• **INSTRUÇÕES DO EXERCÍCIO**
Retome o texto sobre o projeto do Ramal do Apodi e escreva a continuação a partir da última frase apresentada.

• **TEXTO EXTRAÍDO**
·····
Como sempre, o megaprojeto de R$ 2 bilhões é vendido como a redenção econômica e social da pretensa região beneficiada, englobando parte dos estados do Ceará, Paraíba e Rio Grande do Norte. Promete-se agora, como no passado, de forma enganosa, atender as populações de dezenas de municípios e propiciar o desenvolvimento de centenas de milhares de hectares nos vales úmidos e chapadas férteis dos estados do Rio Grande do Norte e Ceará, sem a comprovação das mínimas condições para se assegurar a sustentabilidade hídrica e econômica do projeto do Ramal do Apodi. Destaca-se, nesse ponto, o vício de origem do licenciamento ambiental tendencioso, que nesse caso se torna de gravidade muito maior pela inexistência de licenciamento ambiental específico exigido pela Lei para obras de ampliação do porte e da natureza das licitadas para o Ramal do Apodi.
·····
• **Anotações dos elementos de layout**

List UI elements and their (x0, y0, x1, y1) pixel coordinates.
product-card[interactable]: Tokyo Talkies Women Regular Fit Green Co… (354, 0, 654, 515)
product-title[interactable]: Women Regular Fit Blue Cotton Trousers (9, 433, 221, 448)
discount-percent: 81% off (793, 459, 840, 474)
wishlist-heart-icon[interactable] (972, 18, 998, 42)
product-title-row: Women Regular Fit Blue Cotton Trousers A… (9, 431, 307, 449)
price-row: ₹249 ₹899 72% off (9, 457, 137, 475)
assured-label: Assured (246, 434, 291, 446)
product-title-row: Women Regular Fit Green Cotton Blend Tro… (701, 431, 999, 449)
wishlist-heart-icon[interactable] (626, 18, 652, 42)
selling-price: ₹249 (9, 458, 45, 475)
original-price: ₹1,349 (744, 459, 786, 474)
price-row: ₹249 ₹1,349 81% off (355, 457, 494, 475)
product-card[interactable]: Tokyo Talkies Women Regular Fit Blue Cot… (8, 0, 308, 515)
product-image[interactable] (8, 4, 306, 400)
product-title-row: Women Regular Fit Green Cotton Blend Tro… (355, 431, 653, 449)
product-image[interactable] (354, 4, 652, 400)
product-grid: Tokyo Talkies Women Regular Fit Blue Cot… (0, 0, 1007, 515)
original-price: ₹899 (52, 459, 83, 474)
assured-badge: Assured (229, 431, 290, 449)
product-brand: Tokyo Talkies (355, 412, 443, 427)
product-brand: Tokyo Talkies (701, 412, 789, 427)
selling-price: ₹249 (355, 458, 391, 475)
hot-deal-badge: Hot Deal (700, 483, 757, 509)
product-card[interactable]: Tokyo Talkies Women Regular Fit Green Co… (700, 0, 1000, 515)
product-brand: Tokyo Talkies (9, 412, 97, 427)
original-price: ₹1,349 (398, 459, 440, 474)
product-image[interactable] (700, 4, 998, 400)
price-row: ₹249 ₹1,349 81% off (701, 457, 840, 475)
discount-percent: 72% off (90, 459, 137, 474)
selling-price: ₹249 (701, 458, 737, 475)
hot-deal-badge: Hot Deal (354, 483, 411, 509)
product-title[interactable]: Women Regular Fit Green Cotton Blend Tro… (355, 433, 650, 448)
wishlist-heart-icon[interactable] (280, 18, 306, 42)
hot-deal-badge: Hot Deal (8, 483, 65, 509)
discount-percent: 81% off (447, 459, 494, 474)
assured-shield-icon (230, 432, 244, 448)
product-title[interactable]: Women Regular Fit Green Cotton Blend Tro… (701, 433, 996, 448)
·····
• **RESPOSTA DO EXERCÍCIO**
Licitação sem licenciamento ambiental

Sendo esta, portanto, de todas as ilegalidades cometidas pelo MDR na condução do Projeto, a mais flagrante: o Ramal do Apodi foi licitado sem as devidas licenças ambientais prévia e de instalação, fato esse reconhecido por despacho da Secretaria de Segurança Hídrica do MDR em resposta ao MPF/RN com respeito a uma denúncia que fiz da irregularidade no licenciamento ambiental do citado projeto (que teve início na Notícia de Fato nº 1.28.000.001776/2020-62).

Por conta da pressa em viabilizar a licitação das obras do Ramal do Apodi, o MDR apoiou-se indevidamente no Licenciamento Ambiental do Projeto de Integração do Rio São Francisco – PISF como um todo.

O PISF, na versão atual, teve seus estudos de impactos ambientais contratados pelo Governo Federal em dezembro de 2013 e concluídos em 2014. Entretanto, o Relatório de Impacto Ambiental – Rima do projeto é de julho de 2004.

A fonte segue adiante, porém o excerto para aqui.